[Stored records]
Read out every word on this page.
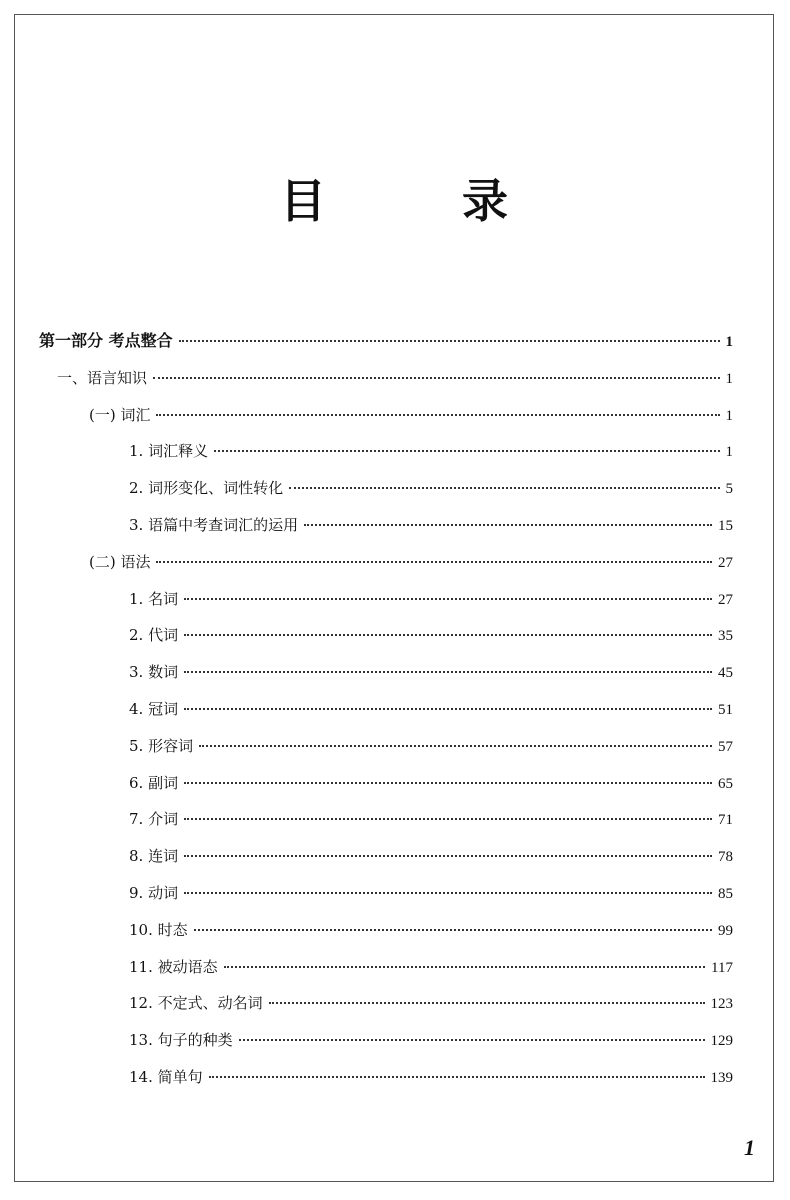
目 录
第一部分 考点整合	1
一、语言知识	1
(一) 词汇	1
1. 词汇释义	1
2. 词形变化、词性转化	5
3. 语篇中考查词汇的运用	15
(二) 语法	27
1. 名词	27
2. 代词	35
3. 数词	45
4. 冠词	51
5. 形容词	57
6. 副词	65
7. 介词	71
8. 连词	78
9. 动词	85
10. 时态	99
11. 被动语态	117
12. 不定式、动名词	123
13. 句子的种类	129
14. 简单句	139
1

Aim: From the records given above, reproduce all text exactly and exclude each picture.

Task answer:
Read out every word on this page.
目 录
第一部分 考点整合	1
一、语言知识	1
(一) 词汇	1
1. 词汇释义	1
2. 词形变化、词性转化	5
3. 语篇中考查词汇的运用	15
(二) 语法	27
1. 名词	27
2. 代词	35
3. 数词	45
4. 冠词	51
5. 形容词	57
6. 副词	65
7. 介词	71
8. 连词	78
9. 动词	85
10. 时态	99
11. 被动语态	117
12. 不定式、动名词	123
13. 句子的种类	129
14. 简单句	139
1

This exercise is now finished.